- WHAT IS BEING ASKED:
Please write out the material that follows, exactly as it stands.

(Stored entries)
::::

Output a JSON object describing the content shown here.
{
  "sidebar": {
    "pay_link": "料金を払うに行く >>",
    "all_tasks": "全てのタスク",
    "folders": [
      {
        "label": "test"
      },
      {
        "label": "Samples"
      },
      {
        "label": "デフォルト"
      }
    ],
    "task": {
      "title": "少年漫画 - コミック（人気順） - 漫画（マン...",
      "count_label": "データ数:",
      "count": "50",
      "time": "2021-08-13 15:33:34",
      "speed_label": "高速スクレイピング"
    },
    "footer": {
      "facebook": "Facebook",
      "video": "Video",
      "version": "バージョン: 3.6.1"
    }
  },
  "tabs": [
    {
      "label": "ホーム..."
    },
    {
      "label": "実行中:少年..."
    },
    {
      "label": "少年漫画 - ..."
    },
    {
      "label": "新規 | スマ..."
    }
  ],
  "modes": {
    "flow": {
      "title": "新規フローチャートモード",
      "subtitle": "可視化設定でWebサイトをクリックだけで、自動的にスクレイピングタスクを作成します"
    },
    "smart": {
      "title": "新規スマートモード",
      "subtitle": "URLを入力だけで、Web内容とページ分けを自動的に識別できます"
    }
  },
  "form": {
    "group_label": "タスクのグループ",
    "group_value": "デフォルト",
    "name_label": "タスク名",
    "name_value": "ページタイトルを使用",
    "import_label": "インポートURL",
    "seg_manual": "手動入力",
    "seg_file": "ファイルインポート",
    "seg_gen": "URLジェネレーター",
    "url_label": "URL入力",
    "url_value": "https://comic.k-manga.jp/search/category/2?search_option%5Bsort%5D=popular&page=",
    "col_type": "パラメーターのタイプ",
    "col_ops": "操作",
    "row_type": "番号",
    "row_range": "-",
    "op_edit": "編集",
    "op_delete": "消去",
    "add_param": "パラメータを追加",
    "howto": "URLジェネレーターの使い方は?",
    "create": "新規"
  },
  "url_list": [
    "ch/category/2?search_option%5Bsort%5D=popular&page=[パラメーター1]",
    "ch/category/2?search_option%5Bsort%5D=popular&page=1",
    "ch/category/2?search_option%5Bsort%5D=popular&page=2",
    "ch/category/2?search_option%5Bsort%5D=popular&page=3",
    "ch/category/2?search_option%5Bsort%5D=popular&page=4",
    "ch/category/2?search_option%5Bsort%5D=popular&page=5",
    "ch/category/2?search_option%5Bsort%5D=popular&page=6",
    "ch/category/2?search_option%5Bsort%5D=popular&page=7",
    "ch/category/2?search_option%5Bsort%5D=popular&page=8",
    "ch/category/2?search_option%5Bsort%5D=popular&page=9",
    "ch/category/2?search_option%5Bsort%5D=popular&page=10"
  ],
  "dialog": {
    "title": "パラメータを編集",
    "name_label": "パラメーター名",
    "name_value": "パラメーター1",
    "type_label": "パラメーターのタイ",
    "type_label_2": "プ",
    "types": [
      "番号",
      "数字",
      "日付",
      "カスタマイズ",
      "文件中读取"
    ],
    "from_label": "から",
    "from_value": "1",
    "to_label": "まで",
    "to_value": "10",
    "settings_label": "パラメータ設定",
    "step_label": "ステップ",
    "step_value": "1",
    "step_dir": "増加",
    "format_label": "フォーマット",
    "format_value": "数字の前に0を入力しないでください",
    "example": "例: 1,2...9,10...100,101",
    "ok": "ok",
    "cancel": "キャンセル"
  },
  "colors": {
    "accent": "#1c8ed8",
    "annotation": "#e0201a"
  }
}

::::

- RESULT BELOW:
Output a JSON object describing the content shown here.
{
  "sidebar": {
    "pay_link": "料金を払うに行く >>",
    "all_tasks": "全てのタスク",
    "folders": [
      {
        "label": "test"
      },
      {
        "label": "Samples"
      },
      {
        "label": "デフォルト"
      }
    ],
    "task": {
      "title": "少年漫画 - コミック（人気順） - 漫画（マン...",
      "count_label": "データ数:",
      "count": "50",
      "time": "2021-08-13 15:33:34",
      "speed_label": "高速スクレイピング"
    },
    "footer": {
      "facebook": "Facebook",
      "video": "Video",
      "version": "バージョン: 3.6.1"
    }
  },
  "tabs": [
    {
      "label": "ホーム..."
    },
    {
      "label": "実行中:少年..."
    },
    {
      "label": "少年漫画 - ..."
    },
    {
      "label": "新規 | スマ..."
    }
  ],
  "modes": {
    "flow": {
      "title": "新規フローチャートモード",
      "subtitle": "可視化設定でWebサイトをクリックだけで、自動的にスクレイピングタスクを作成します"
    },
    "smart": {
      "title": "新規スマートモード",
      "subtitle": "URLを入力だけで、Web内容とページ分けを自動的に識別できます"
    }
  },
  "form": {
    "group_label": "タスクのグループ",
    "group_value": "デフォルト",
    "name_label": "タスク名",
    "name_value": "ページタイトルを使用",
    "import_label": "インポートURL",
    "seg_manual": "手動入力",
    "seg_file": "ファイルインポート",
    "seg_gen": "URLジェネレーター",
    "url_label": "URL入力",
    "url_value": "https://comic.k-manga.jp/search/category/2?search_option%5Bsort%5D=popular&page=",
    "col_type": "パラメーターのタイプ",
    "col_ops": "操作",
    "row_type": "番号",
    "row_range": "-",
    "op_edit": "編集",
    "op_delete": "消去",
    "add_param": "パラメータを追加",
    "howto": "URLジェネレーターの使い方は?",
    "create": "新規"
  },
  "url_list": [
    "ch/category/2?search_option%5Bsort%5D=popular&page=[パラメーター1]",
    "ch/category/2?search_option%5Bsort%5D=popular&page=1",
    "ch/category/2?search_option%5Bsort%5D=popular&page=2",
    "ch/category/2?search_option%5Bsort%5D=popular&page=3",
    "ch/category/2?search_option%5Bsort%5D=popular&page=4",
    "ch/category/2?search_option%5Bsort%5D=popular&page=5",
    "ch/category/2?search_option%5Bsort%5D=popular&page=6",
    "ch/category/2?search_option%5Bsort%5D=popular&page=7",
    "ch/category/2?search_option%5Bsort%5D=popular&page=8",
    "ch/category/2?search_option%5Bsort%5D=popular&page=9",
    "ch/category/2?search_option%5Bsort%5D=popular&page=10"
  ],
  "dialog": {
    "title": "パラメータを編集",
    "name_label": "パラメーター名",
    "name_value": "パラメーター1",
    "type_label": "パラメーターのタイ",
    "type_label_2": "プ",
    "types": [
      "番号",
      "数字",
      "日付",
      "カスタマイズ",
      "文件中读取"
    ],
    "from_label": "から",
    "from_value": "1",
    "to_label": "まで",
    "to_value": "10",
    "settings_label": "パラメータ設定",
    "step_label": "ステップ",
    "step_value": "1",
    "step_dir": "増加",
    "format_label": "フォーマット",
    "format_value": "数字の前に0を入力しないでください",
    "example": "例: 1,2...9,10...100,101",
    "ok": "ok",
    "cancel": "キャンセル"
  },
  "colors": {
    "accent": "#1c8ed8",
    "annotation": "#e0201a"
  }
}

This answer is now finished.